- [Stated task] The required output is a single number: how many lines of the material contain the string "shape".

- [Given records]
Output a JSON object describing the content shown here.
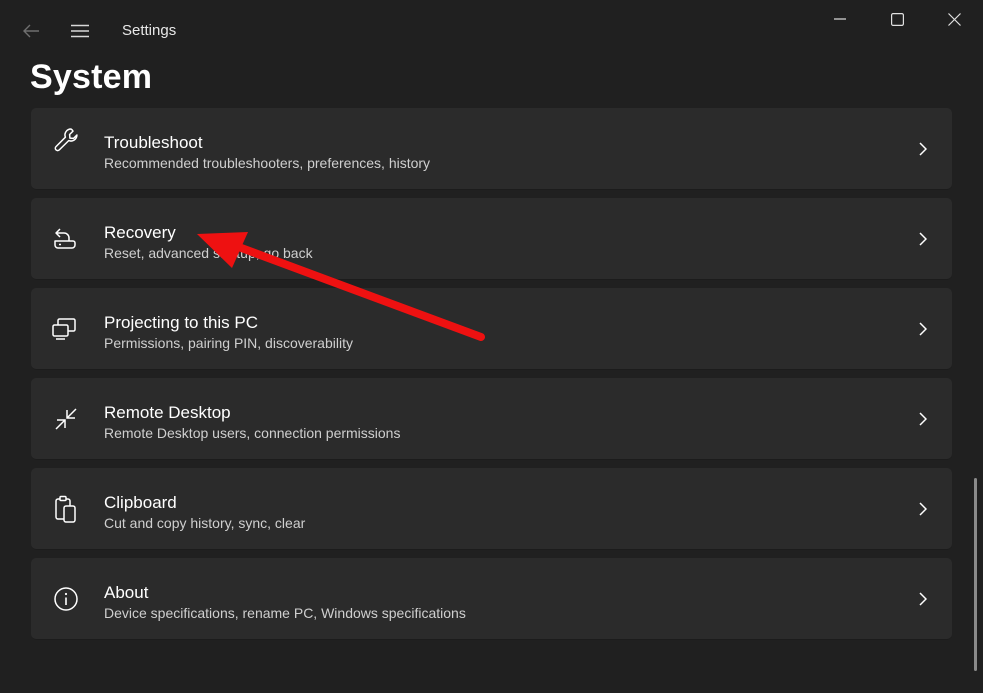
{
  "window": {
    "app_title": "Settings",
    "page_title": "System"
  },
  "icons": {
    "back": "back-arrow-icon",
    "menu": "hamburger-menu-icon",
    "minimize": "minimize-icon",
    "maximize": "maximize-icon",
    "close": "close-icon"
  },
  "items": [
    {
      "title": "Troubleshoot",
      "subtitle": "Recommended troubleshooters, preferences, history",
      "icon": "wrench-icon"
    },
    {
      "title": "Recovery",
      "subtitle": "Reset, advanced startup, go back",
      "icon": "recovery-icon"
    },
    {
      "title": "Projecting to this PC",
      "subtitle": "Permissions, pairing PIN, discoverability",
      "icon": "projecting-icon"
    },
    {
      "title": "Remote Desktop",
      "subtitle": "Remote Desktop users, connection permissions",
      "icon": "remote-desktop-icon"
    },
    {
      "title": "Clipboard",
      "subtitle": "Cut and copy history, sync, clear",
      "icon": "clipboard-icon"
    },
    {
      "title": "About",
      "subtitle": "Device specifications, rename PC, Windows specifications",
      "icon": "info-icon"
    }
  ],
  "colors": {
    "background": "#202020",
    "card": "#2b2b2b",
    "annotation_arrow": "#ee1111"
  }
}
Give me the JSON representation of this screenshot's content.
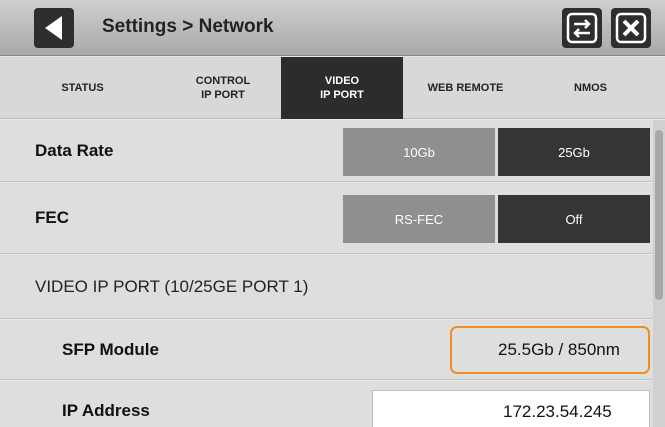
{
  "header": {
    "title": "Settings > Network"
  },
  "tabs": [
    {
      "label": "STATUS",
      "active": false
    },
    {
      "label": "CONTROL\nIP PORT",
      "active": false
    },
    {
      "label": "VIDEO\nIP PORT",
      "active": true
    },
    {
      "label": "WEB REMOTE",
      "active": false
    },
    {
      "label": "NMOS",
      "active": false
    }
  ],
  "rows": {
    "data_rate": {
      "label": "Data Rate",
      "options": [
        "10Gb",
        "25Gb"
      ],
      "selected": "25Gb"
    },
    "fec": {
      "label": "FEC",
      "options": [
        "RS-FEC",
        "Off"
      ],
      "selected": "Off"
    },
    "section": {
      "label": "VIDEO IP PORT (10/25GE PORT 1)"
    },
    "sfp": {
      "label": "SFP Module",
      "value": "25.5Gb / 850nm"
    },
    "ip": {
      "label": "IP Address",
      "value": "172.23.54.245"
    }
  },
  "colors": {
    "highlight": "#f28c28",
    "active_tab": "#2c2c2c",
    "selected_segment": "#353535",
    "unselected_segment": "#8f8f8f"
  }
}
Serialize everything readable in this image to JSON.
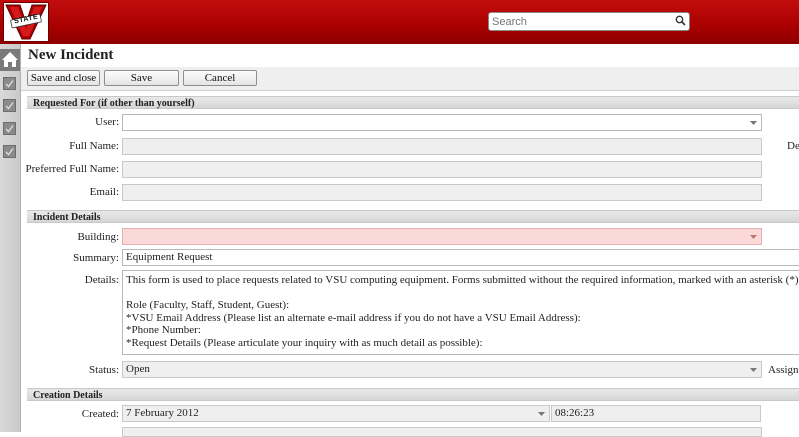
{
  "header": {
    "logo_text": "STATE",
    "search_placeholder": "Search"
  },
  "page": {
    "title": "New Incident"
  },
  "toolbar": {
    "save_close_label": "Save and close",
    "save_label": "Save",
    "cancel_label": "Cancel"
  },
  "requested_for": {
    "header": "Requested For (if other than yourself)",
    "user_label": "User:",
    "user_value": "",
    "full_name_label": "Full Name:",
    "preferred_name_label": "Preferred Full Name:",
    "email_label": "Email:",
    "side_label_partial": "De"
  },
  "incident_details": {
    "header": "Incident Details",
    "building_label": "Building:",
    "building_value": "",
    "summary_label": "Summary:",
    "summary_value": "Equipment Request",
    "details_label": "Details:",
    "details_value": "This form is used to place requests related to VSU computing equipment. Forms submitted without the required information, marked with an asterisk (*), will :\n\nRole (Faculty, Staff, Student, Guest):\n*VSU Email Address (Please list an alternate e-mail address if you do not have a VSU Email Address):\n*Phone Number:\n*Request Details (Please articulate your inquiry with as much detail as possible):",
    "status_label": "Status:",
    "status_value": "Open",
    "assignee_label_partial": "Assigne"
  },
  "creation_details": {
    "header": "Creation Details",
    "created_label": "Created:",
    "created_date": "7 February 2012",
    "created_time": "08:26:23"
  },
  "colors": {
    "header_red": "#a80000",
    "required_pink": "#fbd9d9"
  }
}
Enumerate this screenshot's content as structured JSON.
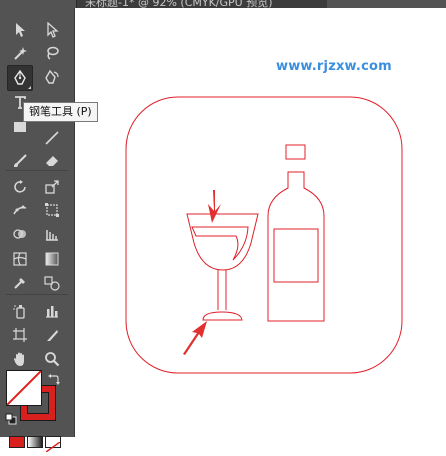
{
  "window": {
    "doc_tab_title": "未标题-1* @ 92% (CMYK/GPU 预览)"
  },
  "toolbar": {
    "tools": [
      {
        "id": "selection",
        "icon": "selection-arrow-icon"
      },
      {
        "id": "direct-selection",
        "icon": "direct-selection-arrow-icon"
      },
      {
        "id": "magic-wand",
        "icon": "magic-wand-icon"
      },
      {
        "id": "lasso",
        "icon": "lasso-icon"
      },
      {
        "id": "pen",
        "icon": "pen-icon",
        "active": true
      },
      {
        "id": "curvature",
        "icon": "curvature-pen-icon"
      },
      {
        "id": "type",
        "icon": "type-icon"
      },
      {
        "id": "rectangle",
        "icon": "rectangle-icon"
      },
      {
        "id": "paintbrush",
        "icon": "paintbrush-icon"
      },
      {
        "id": "eraser",
        "icon": "eraser-icon"
      },
      {
        "id": "rotate",
        "icon": "rotate-icon"
      },
      {
        "id": "scale",
        "icon": "scale-icon"
      },
      {
        "id": "puppet-warp",
        "icon": "puppet-warp-icon"
      },
      {
        "id": "free-transform",
        "icon": "free-transform-icon"
      },
      {
        "id": "shape-builder",
        "icon": "shape-builder-icon"
      },
      {
        "id": "graph",
        "icon": "column-graph-icon"
      },
      {
        "id": "mesh",
        "icon": "mesh-icon"
      },
      {
        "id": "gradient",
        "icon": "gradient-icon"
      },
      {
        "id": "eyedropper",
        "icon": "eyedropper-icon"
      },
      {
        "id": "blend",
        "icon": "blend-icon"
      },
      {
        "id": "symbol-sprayer",
        "icon": "symbol-sprayer-icon"
      },
      {
        "id": "bar-graph",
        "icon": "bar-graph-icon"
      },
      {
        "id": "artboard",
        "icon": "artboard-icon"
      },
      {
        "id": "slice",
        "icon": "slice-icon"
      },
      {
        "id": "hand",
        "icon": "hand-icon"
      },
      {
        "id": "zoom",
        "icon": "zoom-icon"
      }
    ],
    "fill_color": "#ffffff",
    "stroke_color": "#d8201f"
  },
  "tooltip": {
    "text": "钢笔工具 (P)"
  },
  "canvas": {
    "watermark": "www.rjzxw.com",
    "artwork_stroke": "#e0202a",
    "arrow_color": "#e03030"
  }
}
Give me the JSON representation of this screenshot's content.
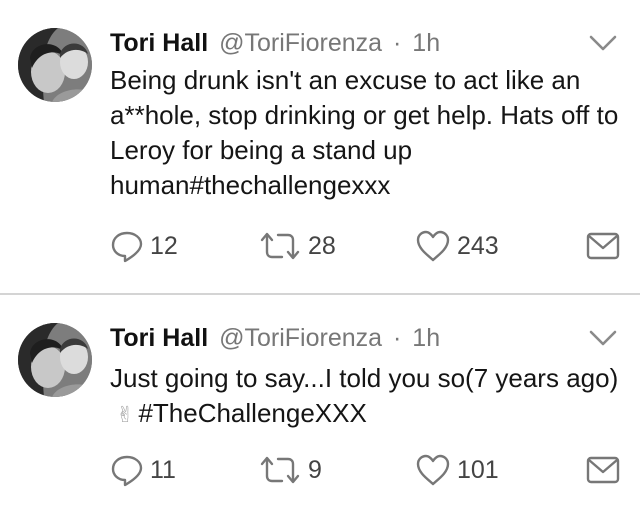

- [Solved problem] 2